STATED EXERCISE: Print the records below word for word, but leave out the pictures.
--- Begin INFORMATION SHOWN ---
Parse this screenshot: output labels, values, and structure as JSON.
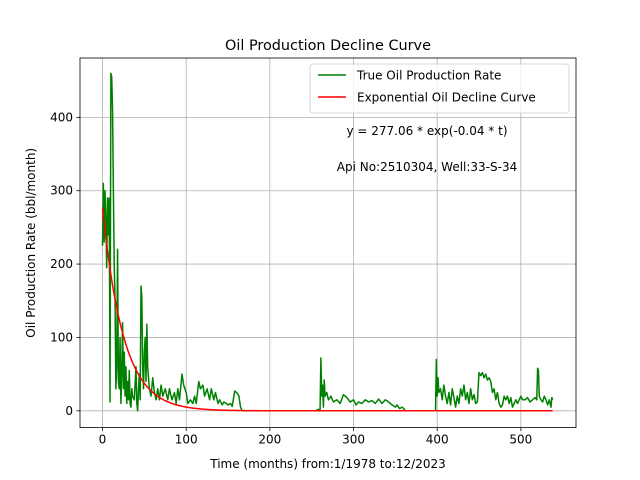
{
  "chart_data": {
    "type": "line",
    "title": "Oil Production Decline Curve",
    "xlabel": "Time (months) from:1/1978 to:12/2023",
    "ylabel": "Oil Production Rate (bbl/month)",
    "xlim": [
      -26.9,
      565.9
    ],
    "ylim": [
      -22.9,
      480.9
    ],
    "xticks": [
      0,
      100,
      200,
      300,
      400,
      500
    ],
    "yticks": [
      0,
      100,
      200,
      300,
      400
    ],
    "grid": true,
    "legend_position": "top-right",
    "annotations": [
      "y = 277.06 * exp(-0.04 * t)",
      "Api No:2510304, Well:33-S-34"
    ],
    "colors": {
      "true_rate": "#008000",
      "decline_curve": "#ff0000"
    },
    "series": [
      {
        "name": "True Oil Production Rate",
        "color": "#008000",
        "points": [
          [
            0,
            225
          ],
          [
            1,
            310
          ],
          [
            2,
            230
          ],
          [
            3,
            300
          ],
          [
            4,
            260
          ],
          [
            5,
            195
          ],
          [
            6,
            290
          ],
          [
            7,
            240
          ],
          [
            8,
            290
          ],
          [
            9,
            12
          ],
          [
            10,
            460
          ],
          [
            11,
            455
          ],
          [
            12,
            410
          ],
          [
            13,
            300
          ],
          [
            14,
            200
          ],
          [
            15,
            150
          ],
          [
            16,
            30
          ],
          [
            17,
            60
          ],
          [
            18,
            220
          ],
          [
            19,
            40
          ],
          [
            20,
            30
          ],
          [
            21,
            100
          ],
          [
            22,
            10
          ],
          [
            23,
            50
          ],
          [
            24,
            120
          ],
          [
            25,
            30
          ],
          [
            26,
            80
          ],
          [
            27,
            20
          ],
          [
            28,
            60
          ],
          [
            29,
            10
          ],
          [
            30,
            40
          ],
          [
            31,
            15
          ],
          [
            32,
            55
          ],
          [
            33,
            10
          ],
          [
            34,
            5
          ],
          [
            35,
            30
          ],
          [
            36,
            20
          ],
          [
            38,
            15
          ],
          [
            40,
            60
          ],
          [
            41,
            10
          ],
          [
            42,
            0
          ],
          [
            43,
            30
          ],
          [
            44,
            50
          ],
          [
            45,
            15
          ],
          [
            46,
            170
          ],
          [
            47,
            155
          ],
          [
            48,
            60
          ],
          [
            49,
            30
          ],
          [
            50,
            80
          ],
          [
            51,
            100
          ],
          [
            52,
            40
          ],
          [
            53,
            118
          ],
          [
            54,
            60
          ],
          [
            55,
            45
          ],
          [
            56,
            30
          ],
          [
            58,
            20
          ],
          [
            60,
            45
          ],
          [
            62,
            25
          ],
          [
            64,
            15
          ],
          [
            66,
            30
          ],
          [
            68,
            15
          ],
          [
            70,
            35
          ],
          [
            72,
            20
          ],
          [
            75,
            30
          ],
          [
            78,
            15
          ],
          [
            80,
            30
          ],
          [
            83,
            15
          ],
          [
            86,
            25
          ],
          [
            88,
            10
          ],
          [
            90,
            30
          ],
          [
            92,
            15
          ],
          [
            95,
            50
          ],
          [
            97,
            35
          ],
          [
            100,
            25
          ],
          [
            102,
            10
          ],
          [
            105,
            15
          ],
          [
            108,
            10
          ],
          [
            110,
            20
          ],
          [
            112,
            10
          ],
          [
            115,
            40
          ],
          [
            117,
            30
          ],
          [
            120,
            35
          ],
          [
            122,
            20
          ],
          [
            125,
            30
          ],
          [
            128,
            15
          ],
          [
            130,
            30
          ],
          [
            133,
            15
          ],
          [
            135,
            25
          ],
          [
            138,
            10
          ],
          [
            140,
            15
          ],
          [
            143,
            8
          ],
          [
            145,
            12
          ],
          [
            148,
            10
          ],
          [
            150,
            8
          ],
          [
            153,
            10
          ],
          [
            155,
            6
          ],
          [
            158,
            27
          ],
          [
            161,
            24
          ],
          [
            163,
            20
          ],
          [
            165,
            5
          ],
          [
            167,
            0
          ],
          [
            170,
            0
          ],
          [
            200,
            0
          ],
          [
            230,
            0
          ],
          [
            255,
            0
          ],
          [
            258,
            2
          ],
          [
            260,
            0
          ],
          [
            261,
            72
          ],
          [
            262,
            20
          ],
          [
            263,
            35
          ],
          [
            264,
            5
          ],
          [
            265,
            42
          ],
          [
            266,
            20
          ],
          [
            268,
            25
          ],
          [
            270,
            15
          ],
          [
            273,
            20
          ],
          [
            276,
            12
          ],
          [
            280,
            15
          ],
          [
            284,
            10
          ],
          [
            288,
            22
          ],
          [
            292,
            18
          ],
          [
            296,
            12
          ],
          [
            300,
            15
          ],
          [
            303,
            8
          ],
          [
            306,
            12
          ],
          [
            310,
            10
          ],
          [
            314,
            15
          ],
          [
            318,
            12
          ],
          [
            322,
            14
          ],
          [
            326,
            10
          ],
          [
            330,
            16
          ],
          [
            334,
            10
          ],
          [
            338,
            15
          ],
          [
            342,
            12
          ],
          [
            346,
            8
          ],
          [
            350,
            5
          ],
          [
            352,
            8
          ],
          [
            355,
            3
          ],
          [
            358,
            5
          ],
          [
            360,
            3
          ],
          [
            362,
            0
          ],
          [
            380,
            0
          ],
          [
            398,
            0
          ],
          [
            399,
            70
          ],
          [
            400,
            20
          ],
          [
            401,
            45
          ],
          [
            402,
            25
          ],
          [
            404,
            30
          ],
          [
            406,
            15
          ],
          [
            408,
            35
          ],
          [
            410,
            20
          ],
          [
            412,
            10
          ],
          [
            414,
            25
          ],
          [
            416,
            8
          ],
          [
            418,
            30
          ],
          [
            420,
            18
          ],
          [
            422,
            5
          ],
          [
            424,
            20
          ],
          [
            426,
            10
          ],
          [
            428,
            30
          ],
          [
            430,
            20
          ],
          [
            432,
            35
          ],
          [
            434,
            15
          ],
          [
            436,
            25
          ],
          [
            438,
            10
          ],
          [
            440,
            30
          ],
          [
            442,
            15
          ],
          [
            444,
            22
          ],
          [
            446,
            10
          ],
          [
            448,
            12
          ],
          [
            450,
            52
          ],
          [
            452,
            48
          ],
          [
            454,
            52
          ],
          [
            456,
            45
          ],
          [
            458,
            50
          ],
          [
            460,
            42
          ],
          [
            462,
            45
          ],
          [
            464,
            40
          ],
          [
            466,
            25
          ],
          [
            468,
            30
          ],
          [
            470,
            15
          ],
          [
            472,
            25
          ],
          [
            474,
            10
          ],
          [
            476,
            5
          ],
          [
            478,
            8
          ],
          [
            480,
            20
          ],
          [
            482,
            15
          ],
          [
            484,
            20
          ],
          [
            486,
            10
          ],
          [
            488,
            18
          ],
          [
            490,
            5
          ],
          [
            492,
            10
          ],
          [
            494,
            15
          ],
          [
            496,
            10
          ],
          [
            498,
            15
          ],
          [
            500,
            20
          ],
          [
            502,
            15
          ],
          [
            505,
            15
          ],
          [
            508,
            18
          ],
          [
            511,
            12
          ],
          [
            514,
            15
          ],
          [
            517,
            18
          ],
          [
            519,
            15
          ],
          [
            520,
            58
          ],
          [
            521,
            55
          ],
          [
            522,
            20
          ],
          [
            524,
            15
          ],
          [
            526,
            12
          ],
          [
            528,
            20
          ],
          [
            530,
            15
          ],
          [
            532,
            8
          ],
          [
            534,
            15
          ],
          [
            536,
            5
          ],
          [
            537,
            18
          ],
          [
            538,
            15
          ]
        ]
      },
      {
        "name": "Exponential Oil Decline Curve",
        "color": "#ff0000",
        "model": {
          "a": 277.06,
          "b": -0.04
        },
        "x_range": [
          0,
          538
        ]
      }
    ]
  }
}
--- End INFORMATION SHOWN ---
FULL SOLUTION:
Parse this screenshot: output labels, values, and structure as JSON.
{
  "chart_data": {
    "type": "line",
    "title": "Oil Production Decline Curve",
    "xlabel": "Time (months) from:1/1978 to:12/2023",
    "ylabel": "Oil Production Rate (bbl/month)",
    "xlim": [
      -26.9,
      565.9
    ],
    "ylim": [
      -22.9,
      480.9
    ],
    "xticks": [
      0,
      100,
      200,
      300,
      400,
      500
    ],
    "yticks": [
      0,
      100,
      200,
      300,
      400
    ],
    "grid": true,
    "legend_position": "top-right",
    "annotations": [
      "y = 277.06 * exp(-0.04 * t)",
      "Api No:2510304, Well:33-S-34"
    ],
    "colors": {
      "true_rate": "#008000",
      "decline_curve": "#ff0000"
    },
    "series": [
      {
        "name": "True Oil Production Rate",
        "color": "#008000",
        "points": [
          [
            0,
            225
          ],
          [
            1,
            310
          ],
          [
            2,
            230
          ],
          [
            3,
            300
          ],
          [
            4,
            260
          ],
          [
            5,
            195
          ],
          [
            6,
            290
          ],
          [
            7,
            240
          ],
          [
            8,
            290
          ],
          [
            9,
            12
          ],
          [
            10,
            460
          ],
          [
            11,
            455
          ],
          [
            12,
            410
          ],
          [
            13,
            300
          ],
          [
            14,
            200
          ],
          [
            15,
            150
          ],
          [
            16,
            30
          ],
          [
            17,
            60
          ],
          [
            18,
            220
          ],
          [
            19,
            40
          ],
          [
            20,
            30
          ],
          [
            21,
            100
          ],
          [
            22,
            10
          ],
          [
            23,
            50
          ],
          [
            24,
            120
          ],
          [
            25,
            30
          ],
          [
            26,
            80
          ],
          [
            27,
            20
          ],
          [
            28,
            60
          ],
          [
            29,
            10
          ],
          [
            30,
            40
          ],
          [
            31,
            15
          ],
          [
            32,
            55
          ],
          [
            33,
            10
          ],
          [
            34,
            5
          ],
          [
            35,
            30
          ],
          [
            36,
            20
          ],
          [
            38,
            15
          ],
          [
            40,
            60
          ],
          [
            41,
            10
          ],
          [
            42,
            0
          ],
          [
            43,
            30
          ],
          [
            44,
            50
          ],
          [
            45,
            15
          ],
          [
            46,
            170
          ],
          [
            47,
            155
          ],
          [
            48,
            60
          ],
          [
            49,
            30
          ],
          [
            50,
            80
          ],
          [
            51,
            100
          ],
          [
            52,
            40
          ],
          [
            53,
            118
          ],
          [
            54,
            60
          ],
          [
            55,
            45
          ],
          [
            56,
            30
          ],
          [
            58,
            20
          ],
          [
            60,
            45
          ],
          [
            62,
            25
          ],
          [
            64,
            15
          ],
          [
            66,
            30
          ],
          [
            68,
            15
          ],
          [
            70,
            35
          ],
          [
            72,
            20
          ],
          [
            75,
            30
          ],
          [
            78,
            15
          ],
          [
            80,
            30
          ],
          [
            83,
            15
          ],
          [
            86,
            25
          ],
          [
            88,
            10
          ],
          [
            90,
            30
          ],
          [
            92,
            15
          ],
          [
            95,
            50
          ],
          [
            97,
            35
          ],
          [
            100,
            25
          ],
          [
            102,
            10
          ],
          [
            105,
            15
          ],
          [
            108,
            10
          ],
          [
            110,
            20
          ],
          [
            112,
            10
          ],
          [
            115,
            40
          ],
          [
            117,
            30
          ],
          [
            120,
            35
          ],
          [
            122,
            20
          ],
          [
            125,
            30
          ],
          [
            128,
            15
          ],
          [
            130,
            30
          ],
          [
            133,
            15
          ],
          [
            135,
            25
          ],
          [
            138,
            10
          ],
          [
            140,
            15
          ],
          [
            143,
            8
          ],
          [
            145,
            12
          ],
          [
            148,
            10
          ],
          [
            150,
            8
          ],
          [
            153,
            10
          ],
          [
            155,
            6
          ],
          [
            158,
            27
          ],
          [
            161,
            24
          ],
          [
            163,
            20
          ],
          [
            165,
            5
          ],
          [
            167,
            0
          ],
          [
            170,
            0
          ],
          [
            200,
            0
          ],
          [
            230,
            0
          ],
          [
            255,
            0
          ],
          [
            258,
            2
          ],
          [
            260,
            0
          ],
          [
            261,
            72
          ],
          [
            262,
            20
          ],
          [
            263,
            35
          ],
          [
            264,
            5
          ],
          [
            265,
            42
          ],
          [
            266,
            20
          ],
          [
            268,
            25
          ],
          [
            270,
            15
          ],
          [
            273,
            20
          ],
          [
            276,
            12
          ],
          [
            280,
            15
          ],
          [
            284,
            10
          ],
          [
            288,
            22
          ],
          [
            292,
            18
          ],
          [
            296,
            12
          ],
          [
            300,
            15
          ],
          [
            303,
            8
          ],
          [
            306,
            12
          ],
          [
            310,
            10
          ],
          [
            314,
            15
          ],
          [
            318,
            12
          ],
          [
            322,
            14
          ],
          [
            326,
            10
          ],
          [
            330,
            16
          ],
          [
            334,
            10
          ],
          [
            338,
            15
          ],
          [
            342,
            12
          ],
          [
            346,
            8
          ],
          [
            350,
            5
          ],
          [
            352,
            8
          ],
          [
            355,
            3
          ],
          [
            358,
            5
          ],
          [
            360,
            3
          ],
          [
            362,
            0
          ],
          [
            380,
            0
          ],
          [
            398,
            0
          ],
          [
            399,
            70
          ],
          [
            400,
            20
          ],
          [
            401,
            45
          ],
          [
            402,
            25
          ],
          [
            404,
            30
          ],
          [
            406,
            15
          ],
          [
            408,
            35
          ],
          [
            410,
            20
          ],
          [
            412,
            10
          ],
          [
            414,
            25
          ],
          [
            416,
            8
          ],
          [
            418,
            30
          ],
          [
            420,
            18
          ],
          [
            422,
            5
          ],
          [
            424,
            20
          ],
          [
            426,
            10
          ],
          [
            428,
            30
          ],
          [
            430,
            20
          ],
          [
            432,
            35
          ],
          [
            434,
            15
          ],
          [
            436,
            25
          ],
          [
            438,
            10
          ],
          [
            440,
            30
          ],
          [
            442,
            15
          ],
          [
            444,
            22
          ],
          [
            446,
            10
          ],
          [
            448,
            12
          ],
          [
            450,
            52
          ],
          [
            452,
            48
          ],
          [
            454,
            52
          ],
          [
            456,
            45
          ],
          [
            458,
            50
          ],
          [
            460,
            42
          ],
          [
            462,
            45
          ],
          [
            464,
            40
          ],
          [
            466,
            25
          ],
          [
            468,
            30
          ],
          [
            470,
            15
          ],
          [
            472,
            25
          ],
          [
            474,
            10
          ],
          [
            476,
            5
          ],
          [
            478,
            8
          ],
          [
            480,
            20
          ],
          [
            482,
            15
          ],
          [
            484,
            20
          ],
          [
            486,
            10
          ],
          [
            488,
            18
          ],
          [
            490,
            5
          ],
          [
            492,
            10
          ],
          [
            494,
            15
          ],
          [
            496,
            10
          ],
          [
            498,
            15
          ],
          [
            500,
            20
          ],
          [
            502,
            15
          ],
          [
            505,
            15
          ],
          [
            508,
            18
          ],
          [
            511,
            12
          ],
          [
            514,
            15
          ],
          [
            517,
            18
          ],
          [
            519,
            15
          ],
          [
            520,
            58
          ],
          [
            521,
            55
          ],
          [
            522,
            20
          ],
          [
            524,
            15
          ],
          [
            526,
            12
          ],
          [
            528,
            20
          ],
          [
            530,
            15
          ],
          [
            532,
            8
          ],
          [
            534,
            15
          ],
          [
            536,
            5
          ],
          [
            537,
            18
          ],
          [
            538,
            15
          ]
        ]
      },
      {
        "name": "Exponential Oil Decline Curve",
        "color": "#ff0000",
        "model": {
          "a": 277.06,
          "b": -0.04
        },
        "x_range": [
          0,
          538
        ]
      }
    ]
  }
}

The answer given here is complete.